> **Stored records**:
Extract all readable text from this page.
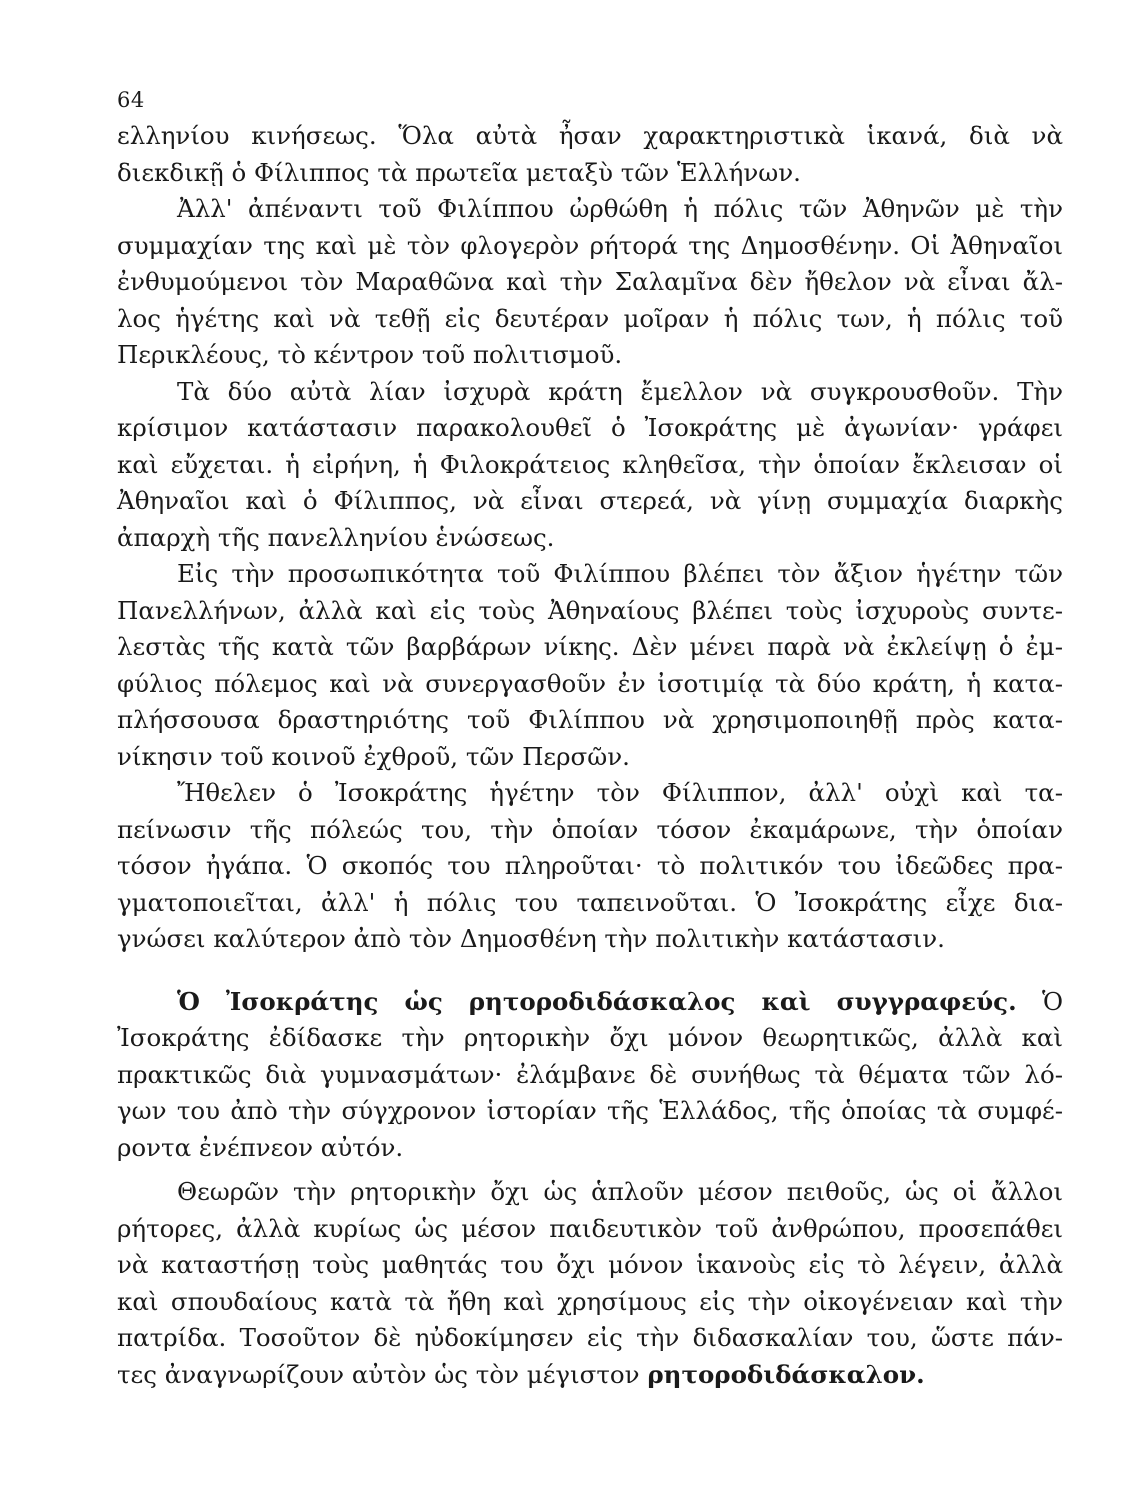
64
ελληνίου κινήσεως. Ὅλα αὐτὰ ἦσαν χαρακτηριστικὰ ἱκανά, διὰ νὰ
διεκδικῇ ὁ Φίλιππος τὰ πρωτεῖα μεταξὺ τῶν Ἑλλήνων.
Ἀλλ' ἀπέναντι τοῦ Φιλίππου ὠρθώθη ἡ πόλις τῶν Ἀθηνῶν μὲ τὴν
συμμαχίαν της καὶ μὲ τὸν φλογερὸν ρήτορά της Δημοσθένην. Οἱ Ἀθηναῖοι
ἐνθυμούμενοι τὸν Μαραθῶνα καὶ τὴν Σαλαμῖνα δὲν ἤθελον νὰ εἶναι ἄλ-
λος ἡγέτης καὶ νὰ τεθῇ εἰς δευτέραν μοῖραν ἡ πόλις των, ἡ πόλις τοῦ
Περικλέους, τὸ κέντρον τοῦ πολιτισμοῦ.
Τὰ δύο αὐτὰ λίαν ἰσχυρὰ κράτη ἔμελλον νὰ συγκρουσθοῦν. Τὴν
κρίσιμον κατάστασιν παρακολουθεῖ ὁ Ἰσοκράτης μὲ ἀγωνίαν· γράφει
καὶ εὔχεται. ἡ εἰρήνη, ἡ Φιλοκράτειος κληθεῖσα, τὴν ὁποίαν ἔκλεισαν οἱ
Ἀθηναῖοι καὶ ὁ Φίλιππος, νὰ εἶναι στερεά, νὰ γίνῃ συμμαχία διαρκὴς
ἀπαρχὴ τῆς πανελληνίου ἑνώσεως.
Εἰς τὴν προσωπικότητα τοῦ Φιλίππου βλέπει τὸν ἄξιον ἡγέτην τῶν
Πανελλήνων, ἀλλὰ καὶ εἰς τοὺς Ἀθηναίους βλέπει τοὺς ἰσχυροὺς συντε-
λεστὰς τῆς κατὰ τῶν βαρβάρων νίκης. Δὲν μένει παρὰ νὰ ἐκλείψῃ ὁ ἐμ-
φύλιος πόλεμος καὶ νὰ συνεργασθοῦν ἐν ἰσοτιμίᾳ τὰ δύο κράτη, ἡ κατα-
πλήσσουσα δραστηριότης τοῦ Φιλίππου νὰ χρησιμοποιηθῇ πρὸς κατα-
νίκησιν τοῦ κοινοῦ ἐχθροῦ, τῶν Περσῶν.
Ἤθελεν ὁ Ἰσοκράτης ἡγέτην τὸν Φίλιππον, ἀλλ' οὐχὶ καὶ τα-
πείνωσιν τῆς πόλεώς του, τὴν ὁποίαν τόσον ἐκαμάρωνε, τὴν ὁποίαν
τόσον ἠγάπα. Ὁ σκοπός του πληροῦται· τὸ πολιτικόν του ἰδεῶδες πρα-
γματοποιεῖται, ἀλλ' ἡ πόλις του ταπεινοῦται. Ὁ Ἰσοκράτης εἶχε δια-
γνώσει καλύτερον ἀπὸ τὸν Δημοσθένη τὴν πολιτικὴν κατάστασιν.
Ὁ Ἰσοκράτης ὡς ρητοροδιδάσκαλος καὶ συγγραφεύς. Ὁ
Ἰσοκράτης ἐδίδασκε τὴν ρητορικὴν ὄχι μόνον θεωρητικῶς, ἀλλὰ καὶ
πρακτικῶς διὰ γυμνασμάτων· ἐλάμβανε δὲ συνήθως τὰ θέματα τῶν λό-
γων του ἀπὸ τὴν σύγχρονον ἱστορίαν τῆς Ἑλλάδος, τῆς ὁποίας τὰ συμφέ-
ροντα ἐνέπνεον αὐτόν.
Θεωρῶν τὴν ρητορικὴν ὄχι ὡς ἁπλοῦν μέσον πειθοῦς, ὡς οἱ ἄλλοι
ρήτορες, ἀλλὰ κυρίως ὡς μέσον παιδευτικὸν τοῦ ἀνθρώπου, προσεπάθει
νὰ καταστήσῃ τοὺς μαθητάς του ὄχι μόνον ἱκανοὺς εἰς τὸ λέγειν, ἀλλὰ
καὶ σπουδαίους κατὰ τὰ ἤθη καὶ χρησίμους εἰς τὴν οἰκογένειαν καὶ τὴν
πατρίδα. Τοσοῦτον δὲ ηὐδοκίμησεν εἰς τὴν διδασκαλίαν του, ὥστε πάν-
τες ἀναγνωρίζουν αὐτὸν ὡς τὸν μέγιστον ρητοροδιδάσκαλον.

* * *

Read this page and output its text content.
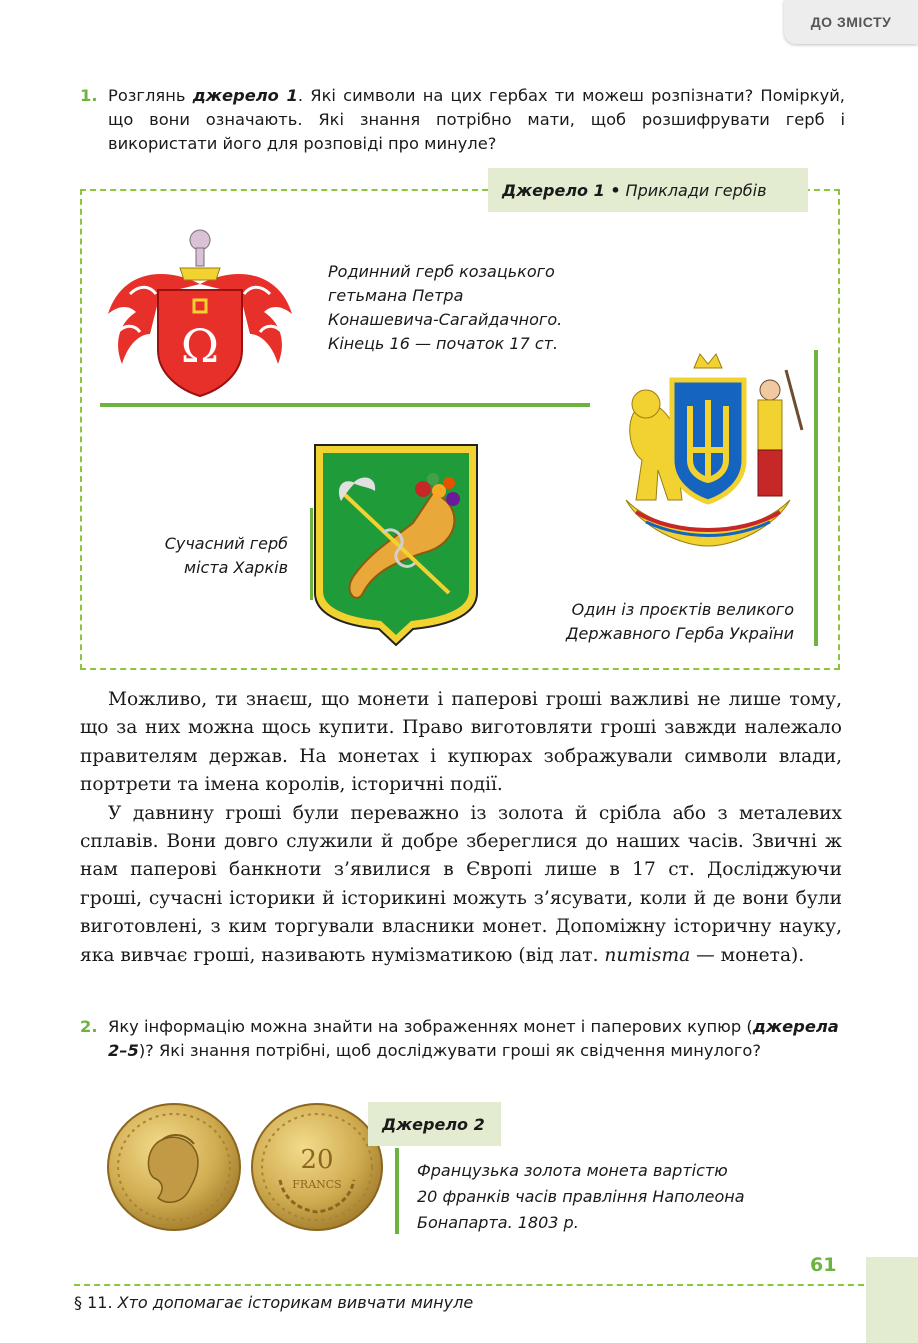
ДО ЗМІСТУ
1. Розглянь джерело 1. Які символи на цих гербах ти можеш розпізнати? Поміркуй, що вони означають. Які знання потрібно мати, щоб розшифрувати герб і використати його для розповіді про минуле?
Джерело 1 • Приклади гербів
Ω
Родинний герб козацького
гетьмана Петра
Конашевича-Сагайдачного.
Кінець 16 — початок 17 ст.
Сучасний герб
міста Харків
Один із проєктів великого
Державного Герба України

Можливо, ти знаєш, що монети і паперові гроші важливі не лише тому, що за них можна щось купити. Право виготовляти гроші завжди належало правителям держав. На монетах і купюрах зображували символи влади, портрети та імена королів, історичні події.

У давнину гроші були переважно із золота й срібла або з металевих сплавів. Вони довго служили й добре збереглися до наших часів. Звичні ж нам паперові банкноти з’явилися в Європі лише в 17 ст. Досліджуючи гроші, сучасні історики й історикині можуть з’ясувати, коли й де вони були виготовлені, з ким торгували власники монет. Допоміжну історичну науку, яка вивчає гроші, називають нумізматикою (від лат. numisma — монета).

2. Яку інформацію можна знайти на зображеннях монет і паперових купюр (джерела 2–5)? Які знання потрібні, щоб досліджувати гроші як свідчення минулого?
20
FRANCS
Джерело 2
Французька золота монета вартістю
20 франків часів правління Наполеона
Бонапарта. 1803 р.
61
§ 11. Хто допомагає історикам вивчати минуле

> **Aim**:
Identify and copy all lines with the word "Ἀθηναῖοι".

> **Solution to this task**:
συμμαχίαν της καὶ μὲ τὸν φλογερὸν ρήτορά της Δημοσθένην. Οἱ Ἀθηναῖοι
Ἀθηναῖοι καὶ ὁ Φίλιππος, νὰ εἶναι στερεά, νὰ γίνῃ συμμαχία διαρκὴς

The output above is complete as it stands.